> [EXERCISE INSTRUCTIONS]: Copy each line of the entries beneath that contains the word "caption".

+===+

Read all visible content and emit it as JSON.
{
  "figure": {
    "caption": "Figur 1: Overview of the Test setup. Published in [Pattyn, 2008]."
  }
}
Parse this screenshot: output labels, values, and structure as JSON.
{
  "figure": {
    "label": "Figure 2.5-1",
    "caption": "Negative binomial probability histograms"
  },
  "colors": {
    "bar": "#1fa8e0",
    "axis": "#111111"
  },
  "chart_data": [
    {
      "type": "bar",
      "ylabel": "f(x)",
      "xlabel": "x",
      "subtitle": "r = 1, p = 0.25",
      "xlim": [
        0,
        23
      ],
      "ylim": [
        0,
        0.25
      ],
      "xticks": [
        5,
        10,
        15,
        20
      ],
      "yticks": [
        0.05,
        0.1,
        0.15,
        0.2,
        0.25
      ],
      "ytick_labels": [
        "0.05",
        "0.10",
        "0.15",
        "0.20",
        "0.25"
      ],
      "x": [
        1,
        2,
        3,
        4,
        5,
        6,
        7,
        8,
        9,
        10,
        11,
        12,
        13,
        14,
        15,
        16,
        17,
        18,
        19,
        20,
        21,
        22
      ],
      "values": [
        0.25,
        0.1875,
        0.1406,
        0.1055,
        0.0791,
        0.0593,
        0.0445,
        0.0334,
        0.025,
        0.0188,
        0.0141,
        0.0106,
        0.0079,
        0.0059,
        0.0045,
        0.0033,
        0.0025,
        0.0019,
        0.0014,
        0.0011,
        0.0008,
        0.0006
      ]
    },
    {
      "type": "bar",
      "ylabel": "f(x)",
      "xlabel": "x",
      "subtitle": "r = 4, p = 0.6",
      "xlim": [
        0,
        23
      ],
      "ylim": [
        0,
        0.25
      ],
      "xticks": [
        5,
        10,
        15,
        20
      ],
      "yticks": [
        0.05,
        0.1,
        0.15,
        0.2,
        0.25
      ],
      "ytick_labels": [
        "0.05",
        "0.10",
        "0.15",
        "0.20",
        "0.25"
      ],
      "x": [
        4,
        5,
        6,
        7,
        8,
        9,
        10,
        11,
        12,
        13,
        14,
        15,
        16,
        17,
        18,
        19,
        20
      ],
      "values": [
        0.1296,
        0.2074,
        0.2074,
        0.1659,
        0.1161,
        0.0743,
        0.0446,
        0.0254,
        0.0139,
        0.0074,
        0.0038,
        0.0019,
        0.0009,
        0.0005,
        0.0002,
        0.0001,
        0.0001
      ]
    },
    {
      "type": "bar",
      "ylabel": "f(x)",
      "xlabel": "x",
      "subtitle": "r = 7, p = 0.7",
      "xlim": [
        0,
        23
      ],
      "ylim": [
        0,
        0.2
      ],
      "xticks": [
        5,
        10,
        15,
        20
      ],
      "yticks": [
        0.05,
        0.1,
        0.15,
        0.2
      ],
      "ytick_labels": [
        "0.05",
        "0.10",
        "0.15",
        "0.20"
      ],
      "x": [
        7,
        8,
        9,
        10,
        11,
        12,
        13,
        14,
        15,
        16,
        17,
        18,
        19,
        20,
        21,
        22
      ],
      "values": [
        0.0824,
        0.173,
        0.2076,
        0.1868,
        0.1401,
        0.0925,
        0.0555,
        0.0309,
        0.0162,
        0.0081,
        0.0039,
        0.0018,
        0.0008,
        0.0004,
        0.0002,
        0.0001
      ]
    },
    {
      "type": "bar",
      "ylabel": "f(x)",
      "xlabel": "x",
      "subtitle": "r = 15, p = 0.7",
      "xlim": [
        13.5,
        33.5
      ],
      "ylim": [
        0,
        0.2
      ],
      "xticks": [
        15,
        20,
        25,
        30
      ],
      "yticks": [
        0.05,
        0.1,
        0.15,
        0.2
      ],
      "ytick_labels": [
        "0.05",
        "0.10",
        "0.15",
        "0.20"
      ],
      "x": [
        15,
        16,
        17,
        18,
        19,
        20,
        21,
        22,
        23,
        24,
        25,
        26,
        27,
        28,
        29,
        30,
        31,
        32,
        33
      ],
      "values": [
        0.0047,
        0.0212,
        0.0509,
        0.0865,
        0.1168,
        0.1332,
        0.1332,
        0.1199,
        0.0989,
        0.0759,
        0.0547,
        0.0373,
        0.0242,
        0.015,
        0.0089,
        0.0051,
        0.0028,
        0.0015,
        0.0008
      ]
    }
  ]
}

+===+

> [COMPLETE ANSWER]:
    "caption": "Figur 1: Overview of the Test setup. Published in [Pattyn, 2008]."
    "caption": "Negative binomial probability histograms"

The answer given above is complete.